* [WHAT IS ASKED]: Return every line of the entries below unchanged, and leave the pictures out of your answer.

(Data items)
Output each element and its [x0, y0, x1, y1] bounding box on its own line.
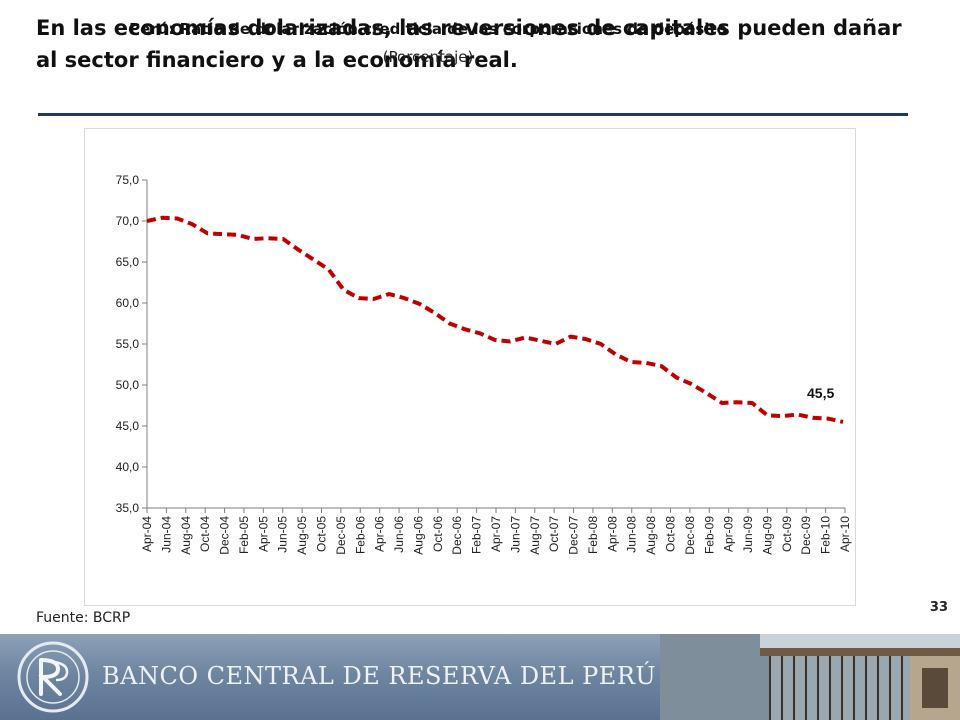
y-tick-label: 45,0: [116, 419, 140, 433]
x-tick-label: Apr-09: [722, 516, 736, 552]
y-tick-label: 70,0: [116, 214, 140, 228]
title-divider: [38, 113, 908, 116]
x-tick-label: Aug-05: [295, 516, 309, 555]
chart-title: Perú: Ratio de dolarización crediticia d…: [129, 20, 727, 38]
x-tick-label: Jun-04: [159, 516, 173, 553]
source-note: Fuente: BCRP: [36, 610, 131, 626]
x-tick-label: Oct-06: [431, 516, 445, 552]
x-tick-label: Dec-05: [334, 516, 348, 555]
x-tick-label: Dec-06: [450, 516, 464, 555]
x-tick-label: Apr-07: [489, 516, 503, 552]
y-tick-label: 55,0: [116, 337, 140, 351]
y-tick-label: 50,0: [116, 378, 140, 392]
x-tick-label: Aug-06: [411, 516, 425, 555]
x-tick-label: Oct-07: [547, 516, 561, 552]
bank-logo: [17, 641, 89, 713]
x-tick-label: Dec-04: [218, 516, 232, 555]
x-tick-label: Feb-08: [586, 516, 600, 554]
x-tick-label: Aug-04: [179, 516, 193, 555]
y-tick-label: 60,0: [116, 296, 140, 310]
chart-subtitle: (Porcentaje): [382, 48, 474, 66]
x-tick-label: Aug-08: [644, 516, 658, 555]
bank-name: BANCO CENTRAL DE RESERVA DEL PERÚ: [102, 662, 657, 690]
x-tick-label: Jun-05: [276, 516, 290, 553]
x-tick-label: Oct-04: [198, 516, 212, 552]
x-tick-label: Oct-09: [780, 516, 794, 552]
data-label: 45,5: [807, 385, 834, 401]
x-tick-label: Jun-06: [392, 516, 406, 553]
x-tick-label: Feb-07: [470, 516, 484, 554]
x-tick-label: Apr-06: [373, 516, 387, 552]
line-chart: 35,0 40,0 45,0 50,0 55,0 60,0 65,0 70,0 75,0 Apr-…: [116, 173, 852, 555]
y-tick-label: 65,0: [116, 255, 140, 269]
x-tick-label: Feb-09: [702, 516, 716, 554]
x-tick-label: Aug-07: [528, 516, 542, 555]
x-tick-label: Feb-06: [353, 516, 367, 554]
x-tick-label: Apr-05: [256, 516, 270, 552]
x-tick-label: Apr-08: [605, 516, 619, 552]
page-number: 33: [929, 600, 948, 615]
footer-banner: BANCO CENTRAL DE RESERVA DEL PERÚ: [0, 634, 960, 720]
x-tick-label: Feb-05: [237, 516, 251, 554]
x-tick-label: Apr-10: [838, 516, 852, 552]
x-tick-label: Jun-08: [625, 516, 639, 553]
y-tick-label: 40,0: [116, 460, 140, 474]
x-tick-label: Aug-09: [760, 516, 774, 555]
chart-frame: 35,0 40,0 45,0 50,0 55,0 60,0 65,0 70,0 75,0 Apr-…: [84, 128, 856, 606]
series-line: [146, 215, 844, 424]
x-tick-label: Apr-04: [140, 516, 154, 552]
building-photo: [660, 634, 960, 720]
x-tick-label: Jun-07: [508, 516, 522, 553]
y-tick-label: 35,0: [116, 501, 140, 515]
x-tick-label: Feb-10: [819, 516, 833, 554]
y-tick-label: 75,0: [116, 173, 140, 187]
x-tick-label: Dec-07: [567, 516, 581, 555]
x-tick-label: Dec-08: [683, 516, 697, 555]
x-tick-label: Jun-09: [741, 516, 755, 553]
x-tick-label: Oct-08: [664, 516, 678, 552]
x-tick-label: Dec-09: [799, 516, 813, 555]
slide-title: En las economías dolarizadas, las revers…: [36, 16, 902, 72]
x-tick-label: Oct-05: [315, 516, 329, 552]
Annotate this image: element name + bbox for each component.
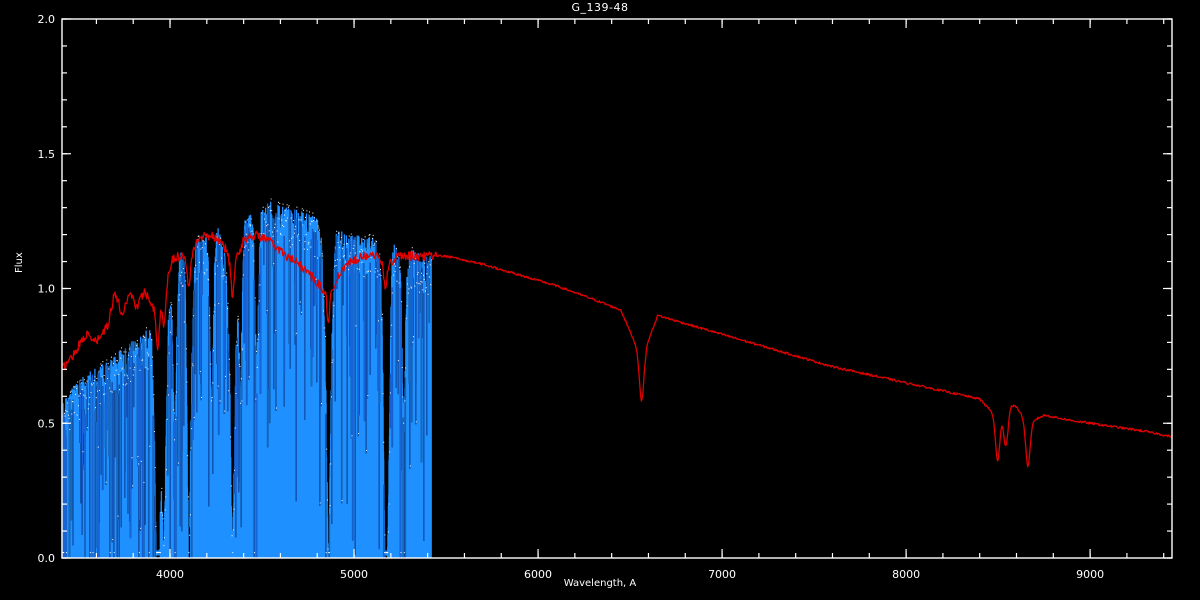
x-tick-label: 8000 [892, 568, 920, 581]
model-fit-trace [61, 230, 1173, 468]
y-tick-label: 1.0 [38, 283, 56, 296]
page-title: G_139-48 [571, 1, 629, 14]
axis-tick-labels: 4000 5000 6000 7000 8000 9000 0.0 0.5 1.0 1.5 2.0 [38, 13, 1105, 581]
x-tick-label: 6000 [524, 568, 552, 581]
x-tick-label: 5000 [340, 568, 368, 581]
y-tick-label: 2.0 [38, 13, 56, 26]
x-axis-label: Wavelength, A [563, 578, 637, 589]
x-tick-label: 4000 [156, 568, 184, 581]
x-tick-label: 9000 [1076, 568, 1104, 581]
x-tick-label: 7000 [708, 568, 736, 581]
y-tick-label: 0.5 [38, 417, 56, 430]
axis-ticks [62, 18, 1172, 559]
y-tick-label: 1.5 [38, 148, 56, 161]
y-tick-label: 0.0 [38, 552, 56, 565]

* [ANSWER TO THIS EXERCISE]:
Output each element and its [x0, y0, x1, y1] bounding box on its own line.
y-tick-label: 45,0: [116, 419, 140, 433]
x-tick-label: Apr-09: [722, 516, 736, 552]
y-tick-label: 70,0: [116, 214, 140, 228]
title-divider: [38, 113, 908, 116]
x-tick-label: Aug-05: [295, 516, 309, 555]
chart-title: Perú: Ratio de dolarización crediticia d…: [129, 20, 727, 38]
x-tick-label: Jun-04: [159, 516, 173, 553]
source-note: Fuente: BCRP: [36, 610, 131, 626]
x-tick-label: Oct-06: [431, 516, 445, 552]
x-tick-label: Dec-05: [334, 516, 348, 555]
x-tick-label: Dec-06: [450, 516, 464, 555]
x-tick-label: Apr-07: [489, 516, 503, 552]
y-tick-label: 55,0: [116, 337, 140, 351]
y-tick-label: 50,0: [116, 378, 140, 392]
x-tick-label: Aug-06: [411, 516, 425, 555]
x-tick-label: Oct-07: [547, 516, 561, 552]
bank-logo: [17, 641, 89, 713]
x-tick-label: Dec-04: [218, 516, 232, 555]
x-tick-label: Feb-08: [586, 516, 600, 554]
x-tick-label: Aug-04: [179, 516, 193, 555]
y-tick-label: 60,0: [116, 296, 140, 310]
chart-subtitle: (Porcentaje): [382, 48, 474, 66]
x-tick-label: Aug-08: [644, 516, 658, 555]
bank-name: BANCO CENTRAL DE RESERVA DEL PERÚ: [102, 662, 657, 690]
x-tick-label: Jun-05: [276, 516, 290, 553]
x-tick-label: Oct-04: [198, 516, 212, 552]
x-tick-label: Oct-09: [780, 516, 794, 552]
data-label: 45,5: [807, 385, 834, 401]
x-tick-label: Jun-06: [392, 516, 406, 553]
x-tick-label: Feb-07: [470, 516, 484, 554]
x-tick-label: Apr-06: [373, 516, 387, 552]
line-chart: 35,0 40,0 45,0 50,0 55,0 60,0 65,0 70,0 75,0 Apr-…: [116, 173, 852, 555]
y-tick-label: 65,0: [116, 255, 140, 269]
x-tick-label: Feb-09: [702, 516, 716, 554]
x-tick-label: Aug-07: [528, 516, 542, 555]
x-tick-label: Feb-06: [353, 516, 367, 554]
x-tick-label: Apr-05: [256, 516, 270, 552]
x-tick-label: Apr-08: [605, 516, 619, 552]
page-number: 33: [929, 600, 948, 615]
footer-banner: BANCO CENTRAL DE RESERVA DEL PERÚ: [0, 634, 960, 720]
x-tick-label: Feb-05: [237, 516, 251, 554]
x-tick-label: Apr-10: [838, 516, 852, 552]
x-tick-label: Jun-08: [625, 516, 639, 553]
y-tick-label: 40,0: [116, 460, 140, 474]
x-tick-label: Aug-09: [760, 516, 774, 555]
chart-frame: 35,0 40,0 45,0 50,0 55,0 60,0 65,0 70,0 75,0 Apr-…: [84, 128, 856, 606]
series-line: [146, 215, 844, 424]
x-tick-label: Apr-04: [140, 516, 154, 552]
building-photo: [660, 634, 960, 720]
x-tick-label: Jun-07: [508, 516, 522, 553]
y-tick-label: 35,0: [116, 501, 140, 515]
x-tick-label: Feb-10: [819, 516, 833, 554]
y-tick-label: 75,0: [116, 173, 140, 187]
x-tick-label: Dec-07: [567, 516, 581, 555]
x-tick-label: Dec-08: [683, 516, 697, 555]
x-tick-label: Jun-09: [741, 516, 755, 553]
x-tick-label: Oct-08: [664, 516, 678, 552]
x-tick-label: Dec-09: [799, 516, 813, 555]
slide-title: En las economías dolarizadas, las revers…: [36, 16, 902, 72]
x-tick-label: Oct-05: [315, 516, 329, 552]
Annotate this image: element name + bbox for each component.
x-tick-label: 8000 [892, 568, 920, 581]
model-fit-trace [61, 230, 1173, 468]
y-tick-label: 1.0 [38, 283, 56, 296]
page-title: G_139-48 [571, 1, 629, 14]
axis-tick-labels: 4000 5000 6000 7000 8000 9000 0.0 0.5 1.0 1.5 2.0 [38, 13, 1105, 581]
x-tick-label: 6000 [524, 568, 552, 581]
x-tick-label: 5000 [340, 568, 368, 581]
y-tick-label: 2.0 [38, 13, 56, 26]
x-axis-label: Wavelength, A [563, 578, 637, 589]
x-tick-label: 4000 [156, 568, 184, 581]
x-tick-label: 9000 [1076, 568, 1104, 581]
x-tick-label: 7000 [708, 568, 736, 581]
y-tick-label: 0.5 [38, 417, 56, 430]
axis-ticks [62, 18, 1172, 559]
y-tick-label: 1.5 [38, 148, 56, 161]
y-tick-label: 0.0 [38, 552, 56, 565]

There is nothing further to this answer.